X (Union[Array, FeaturePytree, ArrayLike]) – Predictors, array of shape (n_time_bins, n_features) or pytree of the same shape.
y (ArrayLike) – Target neural activity arranged in a matrix, shape (n_time_bins, ).
init_params (Optional[Tuple[Union[dict, ArrayLike], ArrayLike]]) – 2-tuple of initial parameter values: (coefficients, intercepts). If None, we initialize coefficients with zeros, intercepts with the log of the mean neural activity. coefficients is an array of shape (n_features,) or pytree of same, intercepts is an array of shape (1, )

Raises:

ValueError – If init_params is not of length two.
ValueError – If dimensionality of init_params are not correct.
ValueError – If X is not two-dimensional.
ValueError – If y is not one-dimensional.
ValueError – If solver returns at least one NaN parameter, which means it found an invalid solution. Try tuning optimization hyperparameters.
TypeError – If init_params are not array-like
TypeError – If init_params[i] cannot be converted to jnp.ndarray for all i

Examples

>>> # example input
>>> import numpy as np
>>> X, y = np.random.normal(size=(10, 2)), np.random.poisson(size=10)
>>> # fit a ridge regression Poisson GLM
>>> import nemos as nmo
>>> model = nmo.glm.GLM(regularizer="Ridge", regularizer_strength=0.1)
>>> model = model.fit(X, y)
>>> # get model weights and intercept
>>> model_weights = model.coef_
>>> model_intercept = model.intercept_

get_params(deep=True)#

From scikit-learn, get parameters by inspecting init.

Parameters:

deep

Return type:

dict

Returns:

out:: A dictionary containing the parameters. Key is the parameter name, value is the parameter value.

initialize_params(X, y, init_params=None)[source]#

Initialize the model parameters for the optimization process.

This method prepares the initializes model parameters if they are not provided. It is typically called before starting the optimization process to ensure that all necessary components and states are correctly configured.

Parameters:

X (Union[Array, FeaturePytree]) – The predictors used in the model fitting process. This can include feature matrices or other structures compatible with the model’s design.
y (Array) – The response variables or outputs corresponding to the predictors. Used to initialize parameters when they are not provided.

*-*-*

* **Required work**:
A: According to the GLM documentation, how are the intercepts initialized when init_params is None?
B: Transcribe the passage of the GLM documentation from "initialize_params(X, y, init_params=None)[source]#" up to and including "are correctly configured.".
C: Continue the GLM documentation from where it stops, writing the next part in the same style.
The records that come next are separate material and are not part of the GLM documentation.

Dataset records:
*-*-*

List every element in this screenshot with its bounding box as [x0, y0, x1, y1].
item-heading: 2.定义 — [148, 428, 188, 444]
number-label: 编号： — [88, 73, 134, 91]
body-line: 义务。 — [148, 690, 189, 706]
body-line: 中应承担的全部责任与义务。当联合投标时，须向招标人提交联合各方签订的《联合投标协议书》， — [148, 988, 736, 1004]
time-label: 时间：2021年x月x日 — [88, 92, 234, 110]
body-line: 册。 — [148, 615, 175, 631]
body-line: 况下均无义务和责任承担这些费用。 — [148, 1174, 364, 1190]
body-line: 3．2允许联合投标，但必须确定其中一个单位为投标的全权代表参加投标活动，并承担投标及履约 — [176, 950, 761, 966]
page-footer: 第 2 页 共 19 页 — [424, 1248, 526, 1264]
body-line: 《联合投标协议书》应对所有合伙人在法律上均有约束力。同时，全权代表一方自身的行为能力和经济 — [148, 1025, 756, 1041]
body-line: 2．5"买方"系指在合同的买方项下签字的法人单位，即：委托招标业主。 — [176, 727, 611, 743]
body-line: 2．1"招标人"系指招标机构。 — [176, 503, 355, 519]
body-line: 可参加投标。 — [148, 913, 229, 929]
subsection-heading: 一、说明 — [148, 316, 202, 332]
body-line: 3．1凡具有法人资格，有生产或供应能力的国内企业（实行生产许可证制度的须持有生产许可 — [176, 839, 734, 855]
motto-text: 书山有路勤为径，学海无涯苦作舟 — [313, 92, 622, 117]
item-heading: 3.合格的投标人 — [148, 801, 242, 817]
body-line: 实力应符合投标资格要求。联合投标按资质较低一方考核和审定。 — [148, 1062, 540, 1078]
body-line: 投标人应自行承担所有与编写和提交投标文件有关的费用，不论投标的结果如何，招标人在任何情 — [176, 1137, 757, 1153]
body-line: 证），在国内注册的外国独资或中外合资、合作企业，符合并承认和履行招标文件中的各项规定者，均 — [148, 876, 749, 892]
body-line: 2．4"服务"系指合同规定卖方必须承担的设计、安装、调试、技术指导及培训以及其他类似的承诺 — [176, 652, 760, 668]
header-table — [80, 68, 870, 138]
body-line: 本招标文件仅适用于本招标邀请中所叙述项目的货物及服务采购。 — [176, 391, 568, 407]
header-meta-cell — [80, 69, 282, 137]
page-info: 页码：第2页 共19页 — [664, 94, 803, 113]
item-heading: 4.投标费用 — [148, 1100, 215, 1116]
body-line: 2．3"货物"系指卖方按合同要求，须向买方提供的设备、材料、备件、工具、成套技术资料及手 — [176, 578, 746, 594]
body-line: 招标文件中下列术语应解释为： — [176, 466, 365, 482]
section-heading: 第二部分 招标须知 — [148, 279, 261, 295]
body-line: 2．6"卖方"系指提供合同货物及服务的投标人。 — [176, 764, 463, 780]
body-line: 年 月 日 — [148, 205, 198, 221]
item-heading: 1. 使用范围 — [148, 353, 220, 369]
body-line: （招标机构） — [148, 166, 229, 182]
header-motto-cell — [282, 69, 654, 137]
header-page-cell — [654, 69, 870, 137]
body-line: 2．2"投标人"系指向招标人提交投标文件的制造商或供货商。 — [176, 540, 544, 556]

*-*-*

* **Results of the tasks**:
A: They are initialized with the log of the mean neural activity.

B:
initialize_params(X, y, init_params=None)[source]#

Initialize the model parameters for the optimization process.

This method prepares the initializes model parameters if they are not provided. It is typically called before starting the optimization process to ensure that all necessary components and states are correctly configured.

C:
init_params (Optional[Tuple[Array, Array]]) – Initial parameters for the model. If not provided, they will be initialized based on the input data X and y.

Returns:

The initialized model parameters

Return type:

ModelParams

Raises:

ValueError – If params is not of length two.
ValueError – If dimensionality of init_params are not correct.
ValueError – If X is not two-dimensional.
ValueError – If y is not correct (1D for GLM, 2D for populationGLM).
TypeError – If params are not array-like when provided.
TypeError – If init_params[i] cannot be converted to jnp.ndarray for all i

Examples

>>> import numpy as np
>>> import nemos as nmo
>>> X, y = np.random.normal(size=(10, 2)), np.random.uniform(size=10)
>>> model = nmo.glm.GLM()
>>> params = model.initialize_params(X, y)
>>> opt_state = model.initialize_state(X, y, params)
>>> # Now ready to run optimization or update steps

initialize_state(X, y, init_params)[source]#

Initialize the solver by instantiating its init_state, update and, run methods.

This method also prepares the solver’s state by using the initialized model parameters and data. This setup is ready to be used for running the solver’s optimization routines.

Parameters:

X (Union[Array, FeaturePytree]) – The predictors used in the model fitting process. This can include feature matrices or other structures compatible with the model’s design.
y (Array) – The response variables or outputs corresponding to the predictors. Used to initialize parameters when they are not provided.
init_params – Initial parameters for the model.

Returns:

The initialized solver state

Return type:

NamedTuple

Examples

>>> import numpy as np
>>> import nemos as nmo
>>> X, y = np.random.normal(size=(10, 2)), np.random.poisson(size=10)
>>> model = nmo.glm.GLM()
>>> params = model.initialize_params(X, y)
>>> opt_state = model.initialize_state(X, y, params)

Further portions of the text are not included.